Data for this task
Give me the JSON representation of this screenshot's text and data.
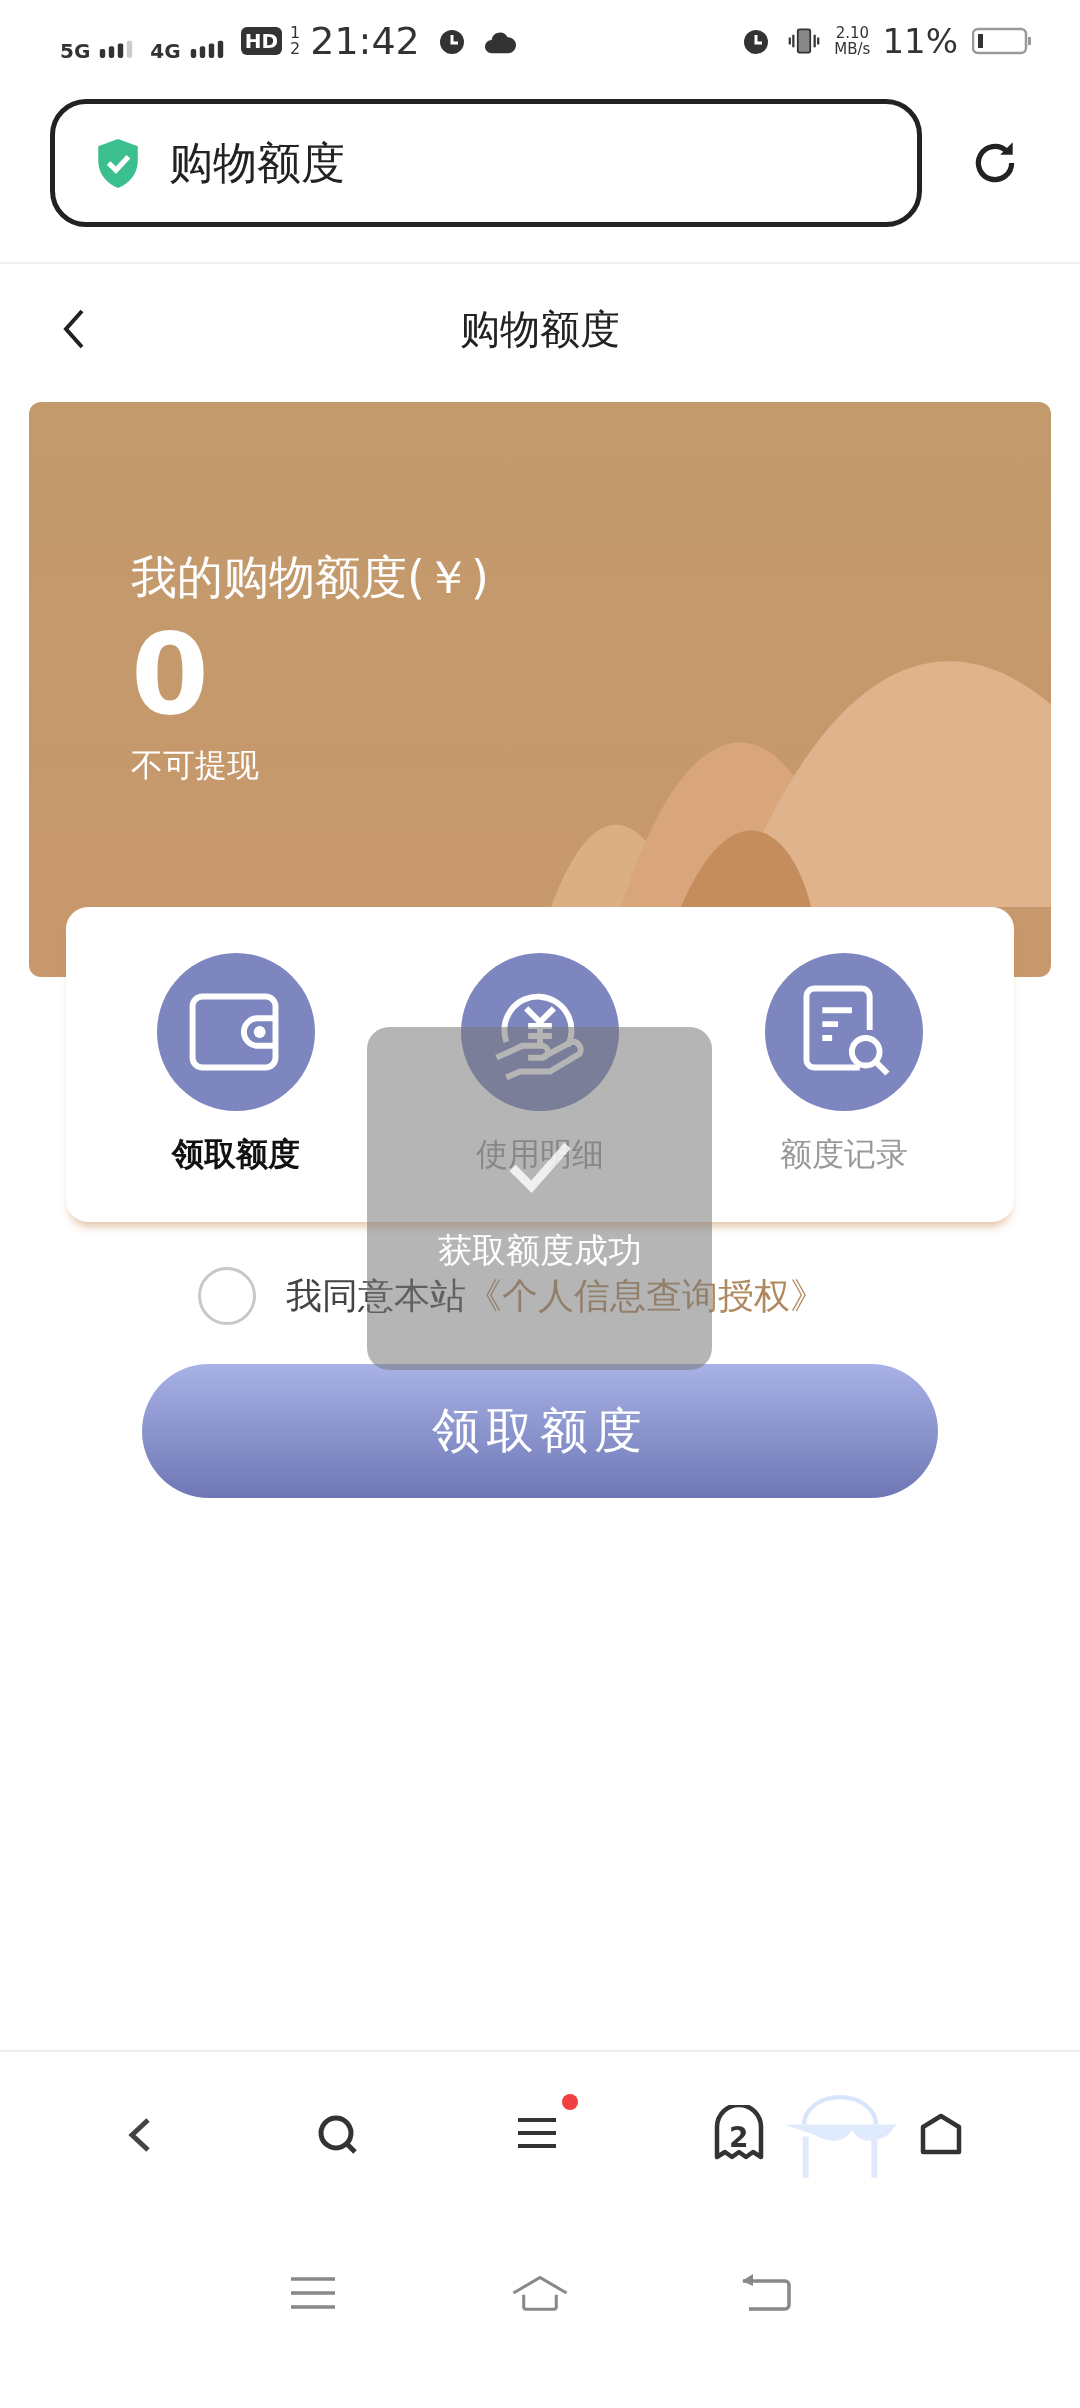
{
  "status_bar": {
    "network_1": "5G",
    "network_2": "4G",
    "hd": "HD",
    "sim_slots": [
      "1",
      "2"
    ],
    "time": "21:42",
    "speed": "2.10",
    "speed_unit": "MB/s",
    "battery": "11%"
  },
  "address_bar": {
    "title": "购物额度"
  },
  "page_header": {
    "title": "购物额度"
  },
  "balance_card": {
    "label": "我的购物额度(￥)",
    "amount": "0",
    "note": "不可提现"
  },
  "actions": [
    {
      "kind": "wallet",
      "label": "领取额度",
      "selected": true
    },
    {
      "kind": "yuan",
      "label": "使用明细",
      "selected": false
    },
    {
      "kind": "record",
      "label": "额度记录",
      "selected": false
    }
  ],
  "agreement": {
    "checked": false,
    "text": "我同意本站",
    "link": "《个人信息查询授权》"
  },
  "submit_button": "领取额度",
  "toast": {
    "text": "获取额度成功"
  },
  "browser_toolbar": {
    "tab_count": "2",
    "menu_badge": true
  }
}
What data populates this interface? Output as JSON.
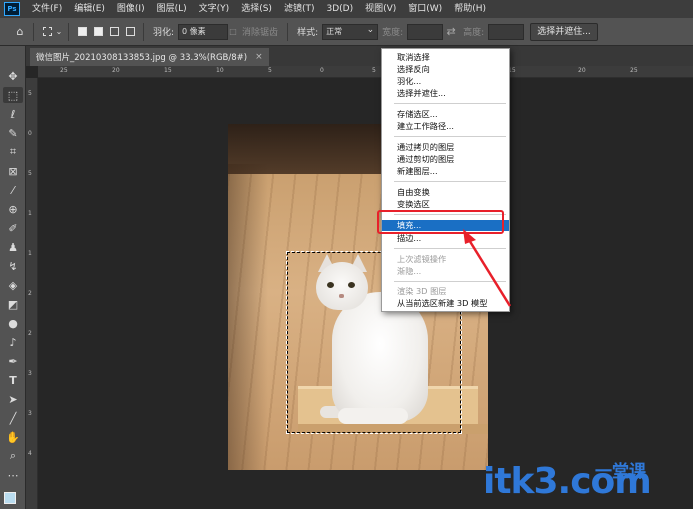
{
  "app": {
    "logo": "Ps"
  },
  "menubar": {
    "items": [
      "文件(F)",
      "编辑(E)",
      "图像(I)",
      "图层(L)",
      "文字(Y)",
      "选择(S)",
      "滤镜(T)",
      "3D(D)",
      "视图(V)",
      "窗口(W)",
      "帮助(H)"
    ]
  },
  "options": {
    "feather_label": "羽化:",
    "feather_value": "0 像素",
    "antialias_label": "消除锯齿",
    "style_label": "样式:",
    "style_value": "正常",
    "width_label": "宽度:",
    "height_label": "高度:",
    "select_mask_button": "选择并遮住..."
  },
  "document": {
    "tab_title": "微信图片_20210308133853.jpg @ 33.3%(RGB/8#)",
    "close": "×"
  },
  "ruler": {
    "top": [
      "25",
      "20",
      "15",
      "10",
      "5",
      "0",
      "5",
      "10",
      "15",
      "20",
      "25"
    ],
    "left": [
      "5",
      "0",
      "5",
      "1",
      "1",
      "2",
      "2",
      "3",
      "3",
      "4"
    ]
  },
  "context_menu": {
    "items": [
      {
        "label": "取消选择",
        "state": "normal"
      },
      {
        "label": "选择反向",
        "state": "normal"
      },
      {
        "label": "羽化...",
        "state": "normal"
      },
      {
        "label": "选择并遮住...",
        "state": "normal"
      },
      {
        "label": "存储选区...",
        "state": "normal"
      },
      {
        "label": "建立工作路径...",
        "state": "normal"
      },
      {
        "label": "通过拷贝的图层",
        "state": "normal"
      },
      {
        "label": "通过剪切的图层",
        "state": "normal"
      },
      {
        "label": "新建图层...",
        "state": "normal"
      },
      {
        "label": "自由变换",
        "state": "normal"
      },
      {
        "label": "变换选区",
        "state": "normal"
      },
      {
        "label": "填充...",
        "state": "highlighted"
      },
      {
        "label": "描边...",
        "state": "normal"
      },
      {
        "label": "上次滤镜操作",
        "state": "disabled"
      },
      {
        "label": "渐隐...",
        "state": "disabled"
      },
      {
        "label": "渲染 3D 图层",
        "state": "disabled"
      },
      {
        "label": "从当前选区新建 3D 模型",
        "state": "normal"
      }
    ]
  },
  "watermark": {
    "text": "itk3.com",
    "cn": "一堂课"
  },
  "colors": {
    "highlight": "#1a6fc4",
    "annotation": "#e8202a",
    "watermark": "#2f78d8",
    "foreground_swatch": "#b9dcef"
  },
  "tools": [
    "move-icon",
    "marquee-icon",
    "lasso-icon",
    "quick-select-icon",
    "crop-icon",
    "frame-icon",
    "eyedropper-icon",
    "healing-icon",
    "brush-icon",
    "stamp-icon",
    "history-brush-icon",
    "eraser-icon",
    "gradient-icon",
    "blur-icon",
    "dodge-icon",
    "pen-icon",
    "type-icon",
    "path-select-icon",
    "line-icon",
    "hand-icon",
    "zoom-icon",
    "more-icon"
  ]
}
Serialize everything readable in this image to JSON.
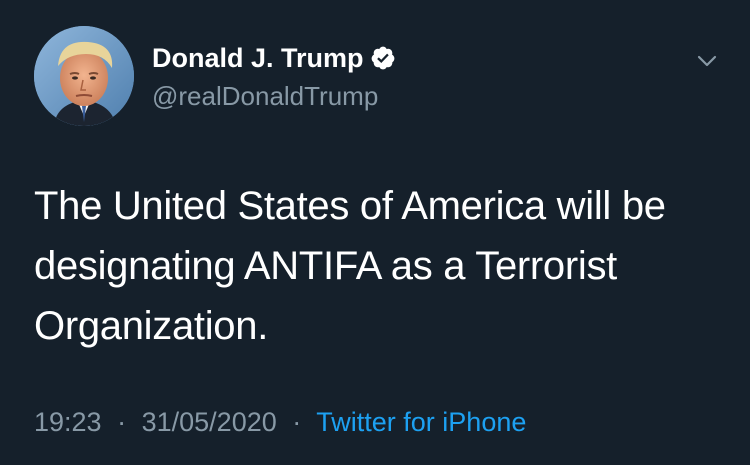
{
  "author": {
    "display_name": "Donald J. Trump",
    "handle": "@realDonaldTrump",
    "verified": true
  },
  "tweet": {
    "text": "The United States of America will be designating ANTIFA as a Terrorist Organization.",
    "time": "19:23",
    "date": "31/05/2020",
    "separator": "·",
    "source": "Twitter for iPhone"
  },
  "icons": {
    "verified": "verified-badge-icon",
    "menu": "chevron-down-icon"
  },
  "colors": {
    "background": "#15202b",
    "text_primary": "#ffffff",
    "text_secondary": "#8899a6",
    "accent": "#1da1f2"
  }
}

Directions for this task
Write out, please, the lines of the listing above from the one with "Serialize everything readable" through the very last, exactly as given and with no pictures.

Answer to the task
Serialize everything readable in this image to JSON.
{
  "author": {
    "display_name": "Donald J. Trump",
    "handle": "@realDonaldTrump",
    "verified": true
  },
  "tweet": {
    "text": "The United States of America will be designating ANTIFA as a Terrorist Organization.",
    "time": "19:23",
    "date": "31/05/2020",
    "separator": "·",
    "source": "Twitter for iPhone"
  },
  "icons": {
    "verified": "verified-badge-icon",
    "menu": "chevron-down-icon"
  },
  "colors": {
    "background": "#15202b",
    "text_primary": "#ffffff",
    "text_secondary": "#8899a6",
    "accent": "#1da1f2"
  }
}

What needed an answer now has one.